====== Records to process

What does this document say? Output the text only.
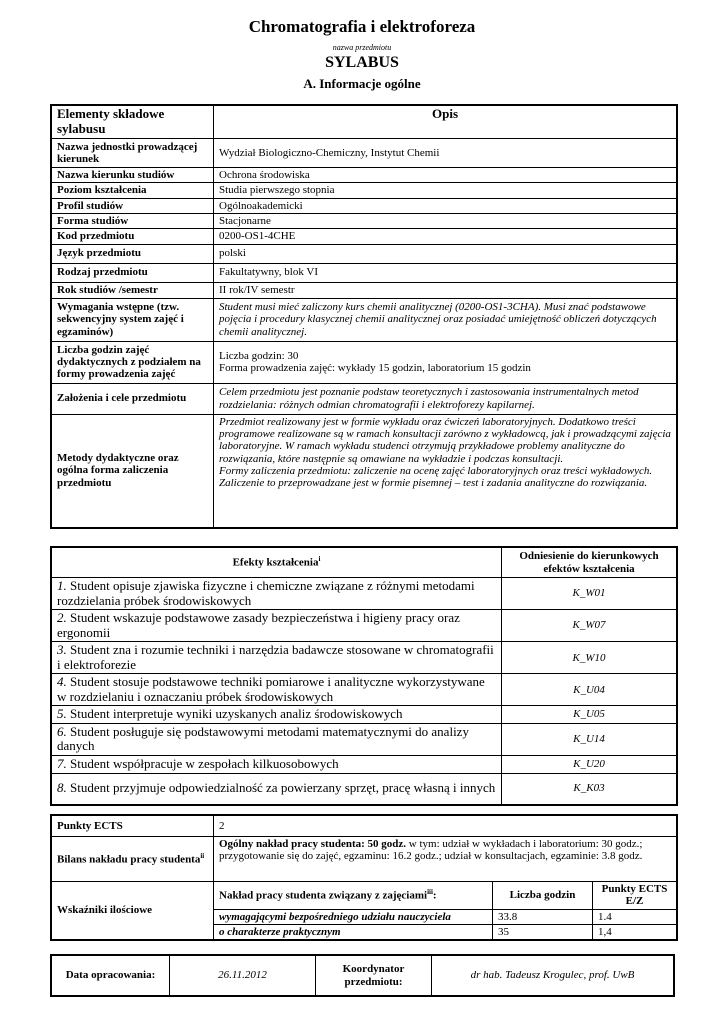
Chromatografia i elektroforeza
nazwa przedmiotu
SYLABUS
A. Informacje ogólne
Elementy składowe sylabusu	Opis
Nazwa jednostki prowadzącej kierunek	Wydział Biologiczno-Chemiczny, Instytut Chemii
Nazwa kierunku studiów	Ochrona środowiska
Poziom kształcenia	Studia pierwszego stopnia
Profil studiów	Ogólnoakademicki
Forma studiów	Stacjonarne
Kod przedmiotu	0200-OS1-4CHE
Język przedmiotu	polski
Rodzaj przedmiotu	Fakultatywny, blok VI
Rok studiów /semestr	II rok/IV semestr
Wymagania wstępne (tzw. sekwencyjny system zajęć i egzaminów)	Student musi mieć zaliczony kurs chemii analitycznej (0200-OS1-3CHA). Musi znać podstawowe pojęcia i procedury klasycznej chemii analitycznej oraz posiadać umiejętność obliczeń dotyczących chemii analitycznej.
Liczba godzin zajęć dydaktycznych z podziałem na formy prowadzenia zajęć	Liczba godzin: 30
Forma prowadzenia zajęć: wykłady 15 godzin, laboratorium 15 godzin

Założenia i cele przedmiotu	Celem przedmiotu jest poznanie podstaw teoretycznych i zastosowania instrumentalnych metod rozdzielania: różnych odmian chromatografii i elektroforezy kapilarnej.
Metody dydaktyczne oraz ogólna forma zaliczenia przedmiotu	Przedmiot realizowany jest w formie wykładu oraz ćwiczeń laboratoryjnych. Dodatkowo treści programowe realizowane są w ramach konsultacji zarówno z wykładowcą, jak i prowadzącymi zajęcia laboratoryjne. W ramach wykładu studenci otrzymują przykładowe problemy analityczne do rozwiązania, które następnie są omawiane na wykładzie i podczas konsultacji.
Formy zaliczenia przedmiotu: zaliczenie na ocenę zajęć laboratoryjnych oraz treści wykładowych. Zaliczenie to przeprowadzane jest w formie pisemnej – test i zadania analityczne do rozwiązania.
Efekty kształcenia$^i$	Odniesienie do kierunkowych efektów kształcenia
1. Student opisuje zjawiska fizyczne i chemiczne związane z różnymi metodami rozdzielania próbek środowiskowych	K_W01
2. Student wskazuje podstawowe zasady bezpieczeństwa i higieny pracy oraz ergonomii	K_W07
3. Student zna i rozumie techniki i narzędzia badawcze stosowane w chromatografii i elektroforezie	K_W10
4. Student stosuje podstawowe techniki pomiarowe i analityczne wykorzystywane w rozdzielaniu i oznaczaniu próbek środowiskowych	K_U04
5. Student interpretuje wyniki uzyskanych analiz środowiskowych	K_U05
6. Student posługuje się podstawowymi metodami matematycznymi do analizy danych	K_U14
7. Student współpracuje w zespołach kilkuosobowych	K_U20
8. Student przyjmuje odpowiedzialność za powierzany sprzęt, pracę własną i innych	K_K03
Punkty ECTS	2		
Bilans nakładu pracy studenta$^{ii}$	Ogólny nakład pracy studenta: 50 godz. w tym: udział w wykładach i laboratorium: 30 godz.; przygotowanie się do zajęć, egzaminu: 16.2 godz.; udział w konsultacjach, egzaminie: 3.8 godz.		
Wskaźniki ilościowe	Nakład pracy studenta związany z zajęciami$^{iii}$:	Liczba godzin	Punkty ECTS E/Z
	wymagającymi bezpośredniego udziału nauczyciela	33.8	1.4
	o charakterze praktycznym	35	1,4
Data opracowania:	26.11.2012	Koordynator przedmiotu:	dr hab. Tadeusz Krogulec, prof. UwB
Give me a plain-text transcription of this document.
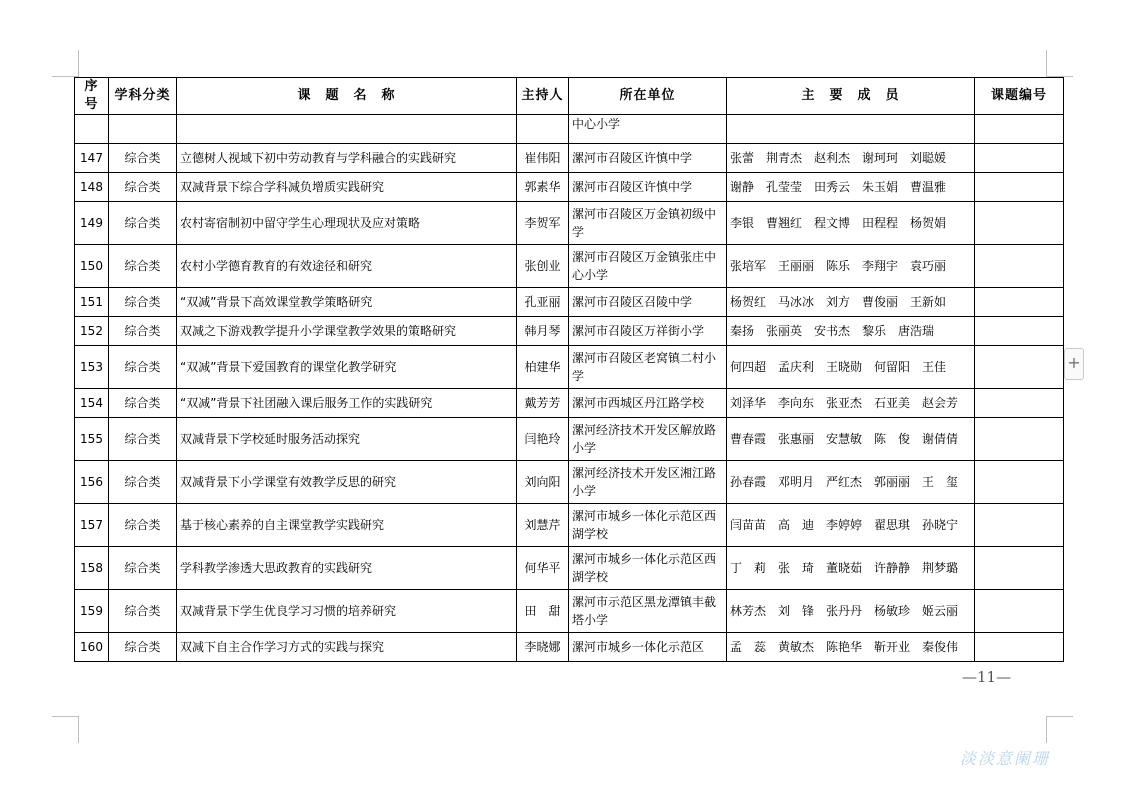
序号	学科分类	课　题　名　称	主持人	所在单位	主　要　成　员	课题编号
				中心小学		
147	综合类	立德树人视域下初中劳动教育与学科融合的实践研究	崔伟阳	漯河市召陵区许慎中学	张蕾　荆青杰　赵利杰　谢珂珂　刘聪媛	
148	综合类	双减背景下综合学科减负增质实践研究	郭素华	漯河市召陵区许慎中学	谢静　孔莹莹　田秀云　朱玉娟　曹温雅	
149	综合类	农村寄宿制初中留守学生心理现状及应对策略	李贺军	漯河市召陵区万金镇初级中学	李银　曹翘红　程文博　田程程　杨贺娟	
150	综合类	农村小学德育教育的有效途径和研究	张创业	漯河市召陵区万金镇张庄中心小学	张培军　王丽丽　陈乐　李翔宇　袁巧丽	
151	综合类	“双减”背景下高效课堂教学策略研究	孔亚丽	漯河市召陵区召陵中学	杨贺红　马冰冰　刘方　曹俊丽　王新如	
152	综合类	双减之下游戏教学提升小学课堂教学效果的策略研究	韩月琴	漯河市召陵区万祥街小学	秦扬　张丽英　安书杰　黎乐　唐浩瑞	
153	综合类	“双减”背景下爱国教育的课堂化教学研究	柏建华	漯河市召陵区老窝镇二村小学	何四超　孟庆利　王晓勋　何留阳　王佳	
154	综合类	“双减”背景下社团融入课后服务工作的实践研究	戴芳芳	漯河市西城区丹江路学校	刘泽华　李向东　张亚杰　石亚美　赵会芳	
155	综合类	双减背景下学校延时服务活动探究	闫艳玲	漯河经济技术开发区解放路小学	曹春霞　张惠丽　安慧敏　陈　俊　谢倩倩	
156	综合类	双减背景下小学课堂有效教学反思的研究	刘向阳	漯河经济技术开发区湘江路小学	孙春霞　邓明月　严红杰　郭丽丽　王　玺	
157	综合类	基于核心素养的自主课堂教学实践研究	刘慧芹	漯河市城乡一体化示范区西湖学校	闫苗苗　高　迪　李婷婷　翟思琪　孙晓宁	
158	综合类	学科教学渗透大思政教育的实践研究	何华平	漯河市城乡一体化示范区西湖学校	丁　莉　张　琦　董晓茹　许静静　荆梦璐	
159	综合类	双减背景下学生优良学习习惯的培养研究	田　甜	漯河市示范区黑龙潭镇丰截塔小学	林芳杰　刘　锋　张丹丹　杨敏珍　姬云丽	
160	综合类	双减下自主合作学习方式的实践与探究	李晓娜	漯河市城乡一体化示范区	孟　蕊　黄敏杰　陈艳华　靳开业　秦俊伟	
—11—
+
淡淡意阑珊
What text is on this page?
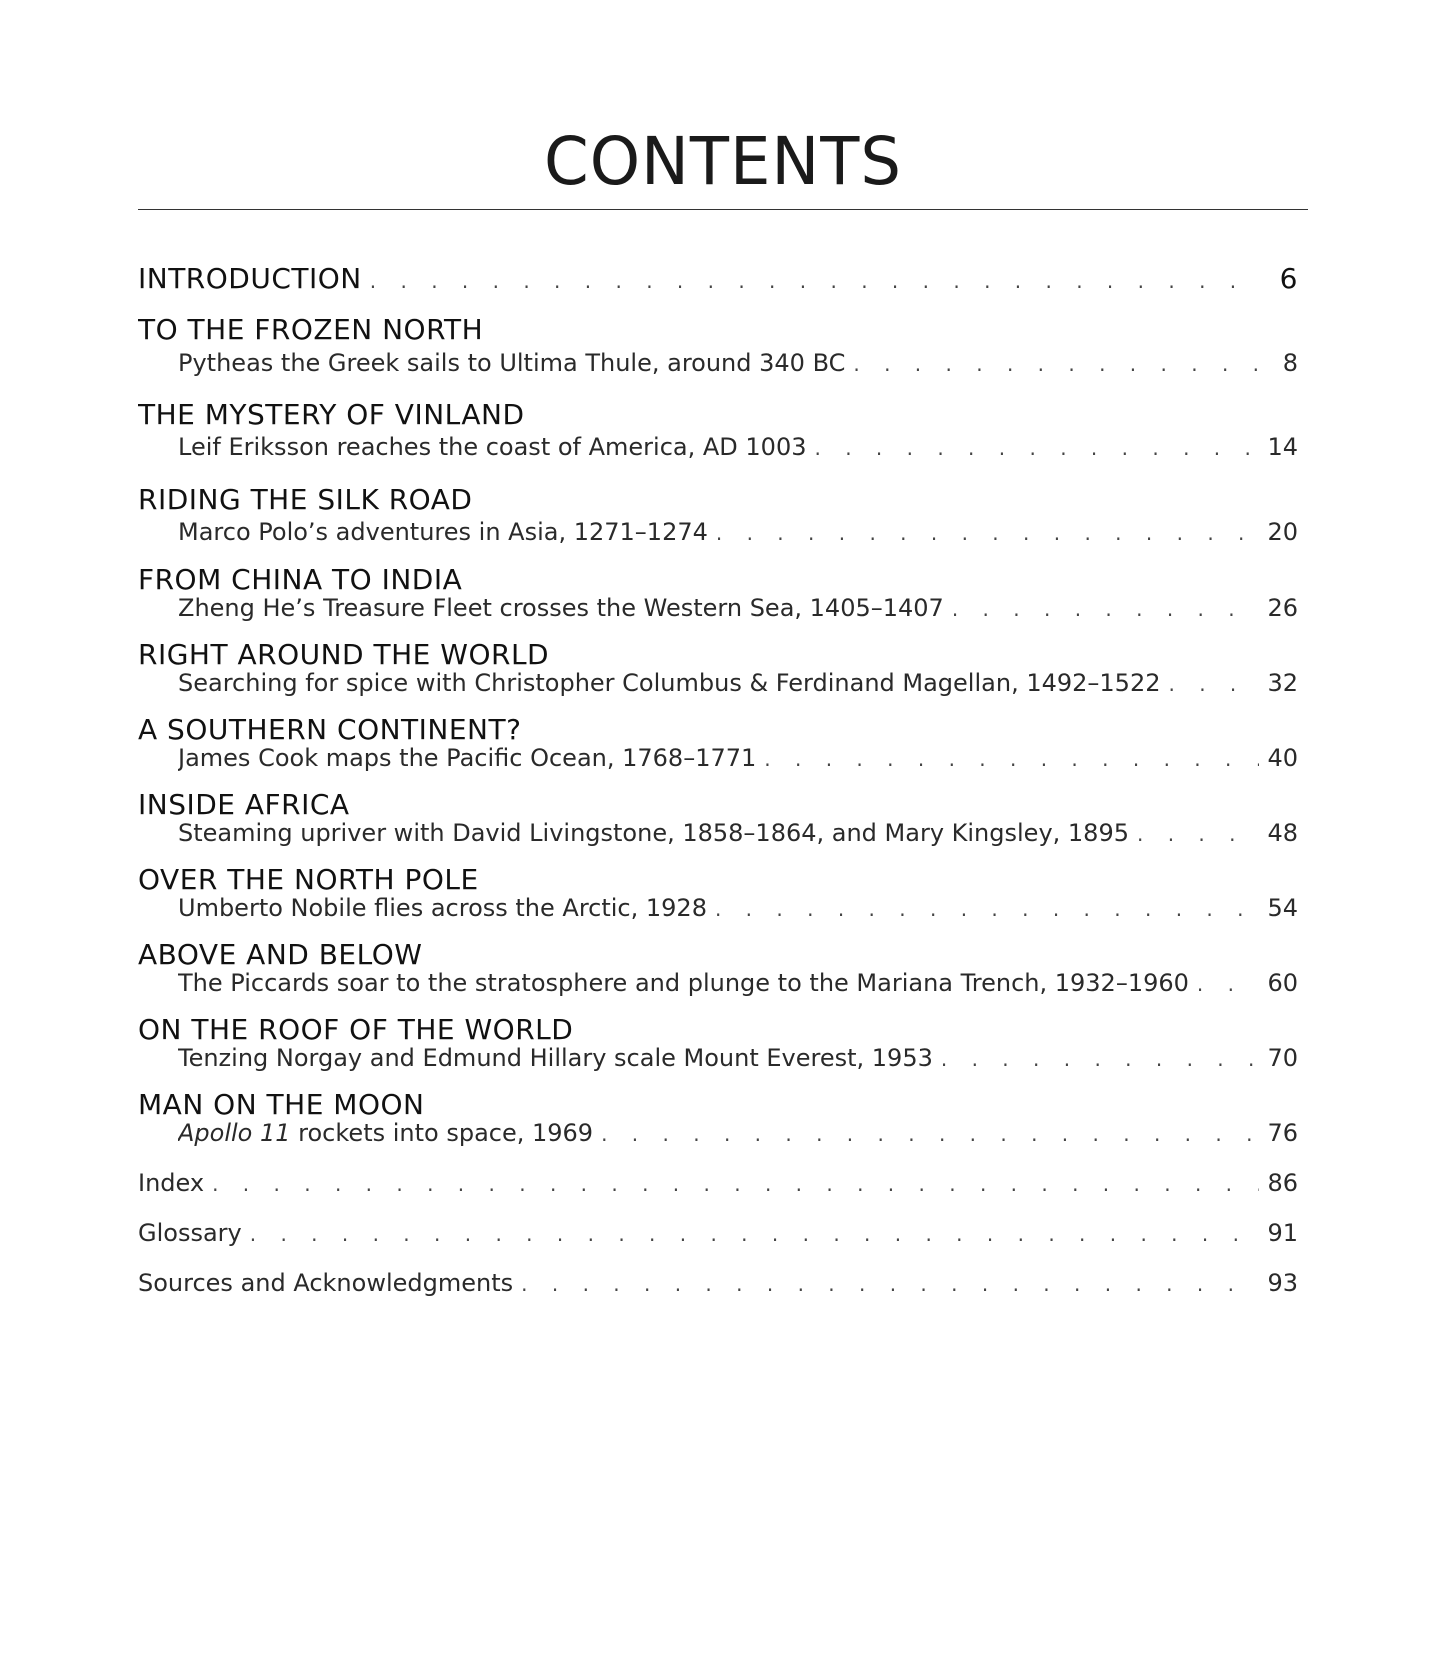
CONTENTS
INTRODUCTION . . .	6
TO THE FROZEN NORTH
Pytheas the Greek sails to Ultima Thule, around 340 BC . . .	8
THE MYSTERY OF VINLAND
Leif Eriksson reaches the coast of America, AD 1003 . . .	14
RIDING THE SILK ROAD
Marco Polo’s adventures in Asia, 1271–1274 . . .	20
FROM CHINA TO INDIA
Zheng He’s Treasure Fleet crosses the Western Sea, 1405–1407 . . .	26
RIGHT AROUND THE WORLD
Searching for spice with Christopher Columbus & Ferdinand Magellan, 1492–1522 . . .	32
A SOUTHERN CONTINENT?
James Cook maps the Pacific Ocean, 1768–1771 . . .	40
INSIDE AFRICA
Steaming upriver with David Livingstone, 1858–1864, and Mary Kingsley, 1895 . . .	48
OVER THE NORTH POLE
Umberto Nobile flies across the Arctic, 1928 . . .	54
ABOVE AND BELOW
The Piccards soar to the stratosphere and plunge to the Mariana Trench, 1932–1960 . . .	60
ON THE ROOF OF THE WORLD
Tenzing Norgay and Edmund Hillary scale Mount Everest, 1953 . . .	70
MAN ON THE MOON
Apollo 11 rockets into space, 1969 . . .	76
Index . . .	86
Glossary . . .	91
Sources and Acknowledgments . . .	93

============

Reproduce the entries above without change, omitting all pictures.

What does this document say? Output the text only.
Chromatografia i elektroforeza
nazwa przedmiotu
SYLABUS
A. Informacje ogólne
Elementy składowe sylabusu	Opis
Nazwa jednostki prowadzącej kierunek	Wydział Biologiczno-Chemiczny, Instytut Chemii
Nazwa kierunku studiów	Ochrona środowiska
Poziom kształcenia	Studia pierwszego stopnia
Profil studiów	Ogólnoakademicki
Forma studiów	Stacjonarne
Kod przedmiotu	0200-OS1-4CHE
Język przedmiotu	polski
Rodzaj przedmiotu	Fakultatywny, blok VI
Rok studiów /semestr	II rok/IV semestr
Wymagania wstępne (tzw. sekwencyjny system zajęć i egzaminów)	Student musi mieć zaliczony kurs chemii analitycznej (0200-OS1-3CHA). Musi znać podstawowe pojęcia i procedury klasycznej chemii analitycznej oraz posiadać umiejętność obliczeń dotyczących chemii analitycznej.
Liczba godzin zajęć dydaktycznych z podziałem na formy prowadzenia zajęć	Liczba godzin: 30
Forma prowadzenia zajęć: wykłady 15 godzin, laboratorium 15 godzin

Założenia i cele przedmiotu	Celem przedmiotu jest poznanie podstaw teoretycznych i zastosowania instrumentalnych metod rozdzielania: różnych odmian chromatografii i elektroforezy kapilarnej.
Metody dydaktyczne oraz ogólna forma zaliczenia przedmiotu	Przedmiot realizowany jest w formie wykładu oraz ćwiczeń laboratoryjnych. Dodatkowo treści programowe realizowane są w ramach konsultacji zarówno z wykładowcą, jak i prowadzącymi zajęcia laboratoryjne. W ramach wykładu studenci otrzymują przykładowe problemy analityczne do rozwiązania, które następnie są omawiane na wykładzie i podczas konsultacji.
Formy zaliczenia przedmiotu: zaliczenie na ocenę zajęć laboratoryjnych oraz treści wykładowych. Zaliczenie to przeprowadzane jest w formie pisemnej – test i zadania analityczne do rozwiązania.
Efekty kształcenia$^i$	Odniesienie do kierunkowych efektów kształcenia
1. Student opisuje zjawiska fizyczne i chemiczne związane z różnymi metodami rozdzielania próbek środowiskowych	K_W01
2. Student wskazuje podstawowe zasady bezpieczeństwa i higieny pracy oraz ergonomii	K_W07
3. Student zna i rozumie techniki i narzędzia badawcze stosowane w chromatografii i elektroforezie	K_W10
4. Student stosuje podstawowe techniki pomiarowe i analityczne wykorzystywane w rozdzielaniu i oznaczaniu próbek środowiskowych	K_U04
5. Student interpretuje wyniki uzyskanych analiz środowiskowych	K_U05
6. Student posługuje się podstawowymi metodami matematycznymi do analizy danych	K_U14
7. Student współpracuje w zespołach kilkuosobowych	K_U20
8. Student przyjmuje odpowiedzialność za powierzany sprzęt, pracę własną i innych	K_K03
Punkty ECTS	2		
Bilans nakładu pracy studenta$^{ii}$	Ogólny nakład pracy studenta: 50 godz. w tym: udział w wykładach i laboratorium: 30 godz.; przygotowanie się do zajęć, egzaminu: 16.2 godz.; udział w konsultacjach, egzaminie: 3.8 godz.		
Wskaźniki ilościowe	Nakład pracy studenta związany z zajęciami$^{iii}$:	Liczba godzin	Punkty ECTS E/Z
	wymagającymi bezpośredniego udziału nauczyciela	33.8	1.4
	o charakterze praktycznym	35	1,4
Data opracowania:	26.11.2012	Koordynator przedmiotu:	dr hab. Tadeusz Krogulec, prof. UwB
Give me a plain-text transcription of this document.
序号	学科分类	课　题　名　称	主持人	所在单位	主　要　成　员	课题编号
				中心小学		
147	综合类	立德树人视域下初中劳动教育与学科融合的实践研究	崔伟阳	漯河市召陵区许慎中学	张蕾　荆青杰　赵利杰　谢珂珂　刘聪媛	
148	综合类	双减背景下综合学科减负增质实践研究	郭素华	漯河市召陵区许慎中学	谢静　孔莹莹　田秀云　朱玉娟　曹温雅	
149	综合类	农村寄宿制初中留守学生心理现状及应对策略	李贺军	漯河市召陵区万金镇初级中学	李银　曹翘红　程文博　田程程　杨贺娟	
150	综合类	农村小学德育教育的有效途径和研究	张创业	漯河市召陵区万金镇张庄中心小学	张培军　王丽丽　陈乐　李翔宇　袁巧丽	
151	综合类	“双减”背景下高效课堂教学策略研究	孔亚丽	漯河市召陵区召陵中学	杨贺红　马冰冰　刘方　曹俊丽　王新如	
152	综合类	双减之下游戏教学提升小学课堂教学效果的策略研究	韩月琴	漯河市召陵区万祥街小学	秦扬　张丽英　安书杰　黎乐　唐浩瑞	
153	综合类	“双减”背景下爱国教育的课堂化教学研究	柏建华	漯河市召陵区老窝镇二村小学	何四超　孟庆利　王晓勋　何留阳　王佳	
154	综合类	“双减”背景下社团融入课后服务工作的实践研究	戴芳芳	漯河市西城区丹江路学校	刘泽华　李向东　张亚杰　石亚美　赵会芳	
155	综合类	双减背景下学校延时服务活动探究	闫艳玲	漯河经济技术开发区解放路小学	曹春霞　张惠丽　安慧敏　陈　俊　谢倩倩	
156	综合类	双减背景下小学课堂有效教学反思的研究	刘向阳	漯河经济技术开发区湘江路小学	孙春霞　邓明月　严红杰　郭丽丽　王　玺	
157	综合类	基于核心素养的自主课堂教学实践研究	刘慧芹	漯河市城乡一体化示范区西湖学校	闫苗苗　高　迪　李婷婷　翟思琪　孙晓宁	
158	综合类	学科教学渗透大思政教育的实践研究	何华平	漯河市城乡一体化示范区西湖学校	丁　莉　张　琦　董晓茹　许静静　荆梦璐	
159	综合类	双减背景下学生优良学习习惯的培养研究	田　甜	漯河市示范区黑龙潭镇丰截塔小学	林芳杰　刘　锋　张丹丹　杨敏珍　姬云丽	
160	综合类	双减下自主合作学习方式的实践与探究	李晓娜	漯河市城乡一体化示范区	孟　蕊　黄敏杰　陈艳华　靳开业　秦俊伟	
—11—
+
淡淡意阑珊
What text is on this page?
CONTENTS
INTRODUCTION . . .	6
TO THE FROZEN NORTH
Pytheas the Greek sails to Ultima Thule, around 340 BC . . .	8
THE MYSTERY OF VINLAND
Leif Eriksson reaches the coast of America, AD 1003 . . .	14
RIDING THE SILK ROAD
Marco Polo’s adventures in Asia, 1271–1274 . . .	20
FROM CHINA TO INDIA
Zheng He’s Treasure Fleet crosses the Western Sea, 1405–1407 . . .	26
RIGHT AROUND THE WORLD
Searching for spice with Christopher Columbus & Ferdinand Magellan, 1492–1522 . . .	32
A SOUTHERN CONTINENT?
James Cook maps the Pacific Ocean, 1768–1771 . . .	40
INSIDE AFRICA
Steaming upriver with David Livingstone, 1858–1864, and Mary Kingsley, 1895 . . .	48
OVER THE NORTH POLE
Umberto Nobile flies across the Arctic, 1928 . . .	54
ABOVE AND BELOW
The Piccards soar to the stratosphere and plunge to the Mariana Trench, 1932–1960 . . .	60
ON THE ROOF OF THE WORLD
Tenzing Norgay and Edmund Hillary scale Mount Everest, 1953 . . .	70
MAN ON THE MOON
Apollo 11 rockets into space, 1969 . . .	76
Index . . .	86
Glossary . . .	91
Sources and Acknowledgments . . .	93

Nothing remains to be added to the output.